_Task requirements_
Transcribe verbatim the lines of the listing from the line containing "legend-item: miliário: [400, 176, 453, 194]" up to and including the line containing "legend-label: caminho antigo: [412, 213, 501, 229]".

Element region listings
----

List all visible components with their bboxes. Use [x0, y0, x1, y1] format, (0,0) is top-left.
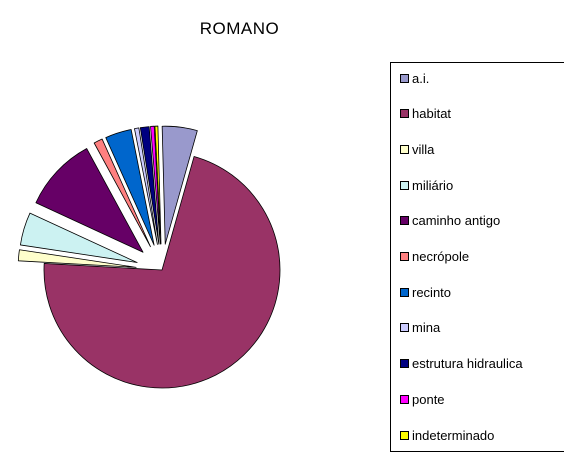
legend-item: miliário: [400, 176, 453, 194]
legend-swatch: [400, 394, 409, 404]
legend-label: a.i.: [412, 70, 430, 86]
pie-slice-ponte: [150, 125, 161, 245]
pie-slice-villa: [17, 249, 137, 268]
legend-swatch: [400, 180, 409, 190]
legend-swatch: [400, 216, 409, 226]
legend-item: ponte: [400, 390, 445, 408]
legend: a.i. habitat villa miliário caminho antigo ne…: [390, 62, 564, 452]
pie-slice-mina: [134, 127, 158, 245]
legend-item: indeterminado: [400, 426, 494, 444]
legend-label: villa: [412, 141, 435, 157]
pie-slice-estrutura-hidraulica: [139, 126, 160, 245]
legend-item: caminho antigo: [400, 212, 500, 230]
pie-slice-necr-pole: [93, 138, 151, 248]
pie-slice-caminho-antigo: [35, 148, 144, 253]
legend-swatch: [400, 73, 409, 83]
legend-swatch: [400, 323, 409, 333]
legend-label: mina: [412, 320, 441, 336]
legend-item: mina: [400, 319, 440, 337]
pie-slice-mili-rio: [20, 212, 138, 263]
pie-slice-recinto: [105, 129, 155, 246]
pie-chart: [17, 125, 281, 389]
pie-slice-indeterminado: [154, 125, 162, 245]
legend-swatch: [400, 144, 409, 154]
legend-item: habitat: [400, 105, 451, 123]
legend-item: recinto: [400, 283, 451, 301]
legend-label: miliário: [412, 177, 454, 193]
pie-slice-a-i-: [161, 125, 198, 245]
legend-label: ponte: [412, 391, 445, 407]
legend-label: recinto: [412, 284, 452, 300]
legend-label: estrutura hidraulica: [412, 356, 523, 372]
legend-label: habitat: [412, 106, 452, 122]
pie-slice-habitat: [43, 156, 281, 389]
legend-item: a.i.: [400, 69, 429, 87]
legend-label: caminho antigo: [412, 213, 501, 229]
legend-swatch: [400, 359, 409, 369]
legend-swatch: [400, 287, 409, 297]
legend-label: necrópole: [412, 249, 470, 264]
legend-swatch: [400, 109, 409, 119]
legend-item: necrópole: [400, 248, 469, 266]
legend-label: indeterminado: [412, 427, 495, 443]
chart-title: ROMANO: [199, 19, 280, 38]
legend-swatch: [400, 430, 409, 440]
legend-item: estrutura hidraulica: [400, 355, 523, 373]
legend-swatch: [400, 252, 409, 261]
legend-item: villa: [400, 140, 434, 158]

----

_Result of this exercise_
legend-item: miliário: [400, 176, 453, 194]
legend-swatch: [400, 394, 409, 404]
legend-label: a.i.: [412, 70, 430, 86]
pie-slice-ponte: [150, 125, 161, 245]
pie-slice-villa: [17, 249, 137, 268]
legend-swatch: [400, 180, 409, 190]
legend-swatch: [400, 216, 409, 226]
legend-item: ponte: [400, 390, 445, 408]
legend: a.i. habitat villa miliário caminho antigo ne…: [390, 62, 564, 452]
pie-slice-mina: [134, 127, 158, 245]
legend-item: indeterminado: [400, 426, 494, 444]
legend-label: villa: [412, 141, 435, 157]
pie-slice-estrutura-hidraulica: [139, 126, 160, 245]
legend-item: caminho antigo: [400, 212, 500, 230]
pie-slice-necr-pole: [93, 138, 151, 248]
pie-slice-caminho-antigo: [35, 148, 144, 253]
legend-swatch: [400, 73, 409, 83]
legend-swatch: [400, 323, 409, 333]
legend-label: mina: [412, 320, 441, 336]
legend-item: mina: [400, 319, 440, 337]
pie-slice-mili-rio: [20, 212, 138, 263]
pie-slice-recinto: [105, 129, 155, 246]
pie-chart: [17, 125, 281, 389]
pie-slice-indeterminado: [154, 125, 162, 245]
legend-swatch: [400, 144, 409, 154]
legend-item: habitat: [400, 105, 451, 123]
legend-item: recinto: [400, 283, 451, 301]
legend-label: miliário: [412, 177, 454, 193]
pie-slice-a-i-: [161, 125, 198, 245]
legend-label: ponte: [412, 391, 445, 407]
legend-label: recinto: [412, 284, 452, 300]
legend-label: estrutura hidraulica: [412, 356, 523, 372]
legend-label: habitat: [412, 106, 452, 122]
pie-slice-habitat: [43, 156, 281, 389]
legend-item: a.i.: [400, 69, 429, 87]
legend-label: caminho antigo: [412, 213, 501, 229]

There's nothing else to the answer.